╭─ PROVIDED DATA

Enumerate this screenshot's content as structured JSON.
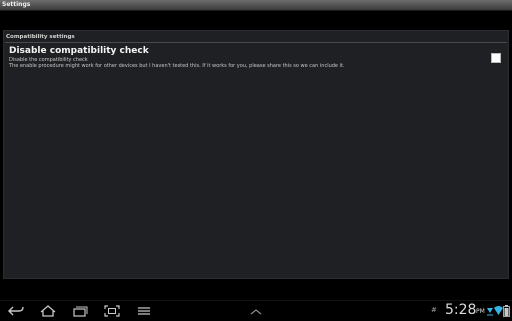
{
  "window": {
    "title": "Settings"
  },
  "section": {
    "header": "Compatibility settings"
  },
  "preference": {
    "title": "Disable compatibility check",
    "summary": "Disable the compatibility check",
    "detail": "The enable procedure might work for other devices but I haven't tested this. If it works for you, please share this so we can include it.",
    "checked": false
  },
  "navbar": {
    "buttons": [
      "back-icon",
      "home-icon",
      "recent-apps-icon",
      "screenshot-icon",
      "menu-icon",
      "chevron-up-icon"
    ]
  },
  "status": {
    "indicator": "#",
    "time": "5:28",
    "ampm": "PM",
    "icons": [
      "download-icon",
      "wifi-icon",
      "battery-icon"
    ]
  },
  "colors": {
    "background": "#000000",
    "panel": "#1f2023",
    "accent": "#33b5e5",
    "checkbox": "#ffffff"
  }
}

╰─

### SHORT EXERCISE
Omit the images and transcribe all of the records above word for word.

### FULL OUTPUT
Enumerate this screenshot's content as structured JSON.
{
  "window": {
    "title": "Settings"
  },
  "section": {
    "header": "Compatibility settings"
  },
  "preference": {
    "title": "Disable compatibility check",
    "summary": "Disable the compatibility check",
    "detail": "The enable procedure might work for other devices but I haven't tested this. If it works for you, please share this so we can include it.",
    "checked": false
  },
  "navbar": {
    "buttons": [
      "back-icon",
      "home-icon",
      "recent-apps-icon",
      "screenshot-icon",
      "menu-icon",
      "chevron-up-icon"
    ]
  },
  "status": {
    "indicator": "#",
    "time": "5:28",
    "ampm": "PM",
    "icons": [
      "download-icon",
      "wifi-icon",
      "battery-icon"
    ]
  },
  "colors": {
    "background": "#000000",
    "panel": "#1f2023",
    "accent": "#33b5e5",
    "checkbox": "#ffffff"
  }
}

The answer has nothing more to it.